#### [Exercise description]
Copy out the lines in the entries below from the one containing "series-line-adoptions bbox=[60, 95, 497, 300]" through the one containing "x-tick-label: 2008 bbox=[289, 348, 316, 362]", inclusive, reproducing each line unchanged.

#### [Spatial annotation records]

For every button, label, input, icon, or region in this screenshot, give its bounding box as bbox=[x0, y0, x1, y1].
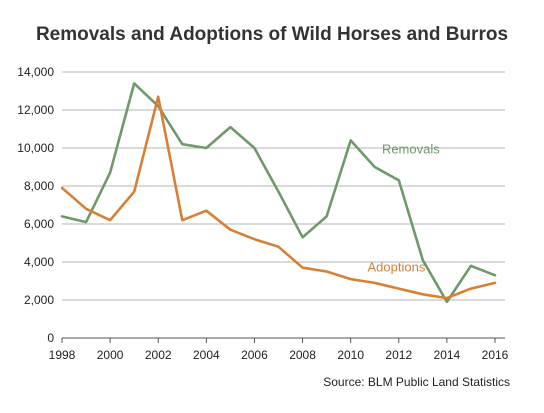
series-line-adoptions bbox=[60, 95, 497, 300]
y-axis-ticks: 0 2,000 4,000 6,000 8,000 10,000 12,000 14,000 bbox=[17, 65, 54, 345]
y-tick-label: 6,000 bbox=[24, 217, 54, 231]
y-tick-label: 10,000 bbox=[17, 141, 54, 155]
y-tick-label: 4,000 bbox=[24, 255, 54, 269]
chart-title: Removals and Adoptions of Wild Horses an… bbox=[35, 24, 509, 45]
x-tick-label: 1998 bbox=[49, 348, 76, 362]
y-tick-label: 8,000 bbox=[24, 179, 54, 193]
x-tick-label: 2012 bbox=[385, 348, 412, 362]
series-label-adoptions: Adoptions bbox=[368, 260, 426, 275]
series-line-removals bbox=[60, 82, 497, 304]
x-tick-label: 2008 bbox=[289, 348, 316, 362]
source-note: Source: BLM Public Land Statistics bbox=[323, 375, 510, 389]
y-tick-label: 12,000 bbox=[17, 103, 54, 117]
x-tick-label: 2016 bbox=[482, 348, 509, 362]
x-tick-label: 2002 bbox=[145, 348, 172, 362]
series-label-removals: Removals bbox=[382, 142, 440, 157]
x-tick-label: 2004 bbox=[193, 348, 220, 362]
gridlines bbox=[62, 71, 505, 339]
y-tick-label: 2,000 bbox=[24, 293, 54, 307]
x-tick-label: 2000 bbox=[97, 348, 124, 362]
series-lines bbox=[60, 82, 497, 304]
x-tick-label: 2014 bbox=[434, 348, 461, 362]
x-tick-label: 2010 bbox=[337, 348, 364, 362]
x-tick-label: 2006 bbox=[241, 348, 268, 362]
x-axis-ticks: 1998 2000 2002 2004 2006 2008 2010 2012 2014 2016 bbox=[49, 338, 509, 362]
series-labels: Removals Adoptions bbox=[368, 142, 441, 275]
y-tick-label: 14,000 bbox=[17, 65, 54, 79]
y-tick-label: 0 bbox=[47, 331, 54, 345]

#### [Full output]
series-line-adoptions bbox=[60, 95, 497, 300]
y-axis-ticks: 0 2,000 4,000 6,000 8,000 10,000 12,000 14,000 bbox=[17, 65, 54, 345]
y-tick-label: 6,000 bbox=[24, 217, 54, 231]
y-tick-label: 10,000 bbox=[17, 141, 54, 155]
y-tick-label: 4,000 bbox=[24, 255, 54, 269]
chart-title: Removals and Adoptions of Wild Horses an… bbox=[35, 24, 509, 45]
x-tick-label: 1998 bbox=[49, 348, 76, 362]
y-tick-label: 8,000 bbox=[24, 179, 54, 193]
x-tick-label: 2012 bbox=[385, 348, 412, 362]
series-label-adoptions: Adoptions bbox=[368, 260, 426, 275]
series-line-removals bbox=[60, 82, 497, 304]
x-tick-label: 2008 bbox=[289, 348, 316, 362]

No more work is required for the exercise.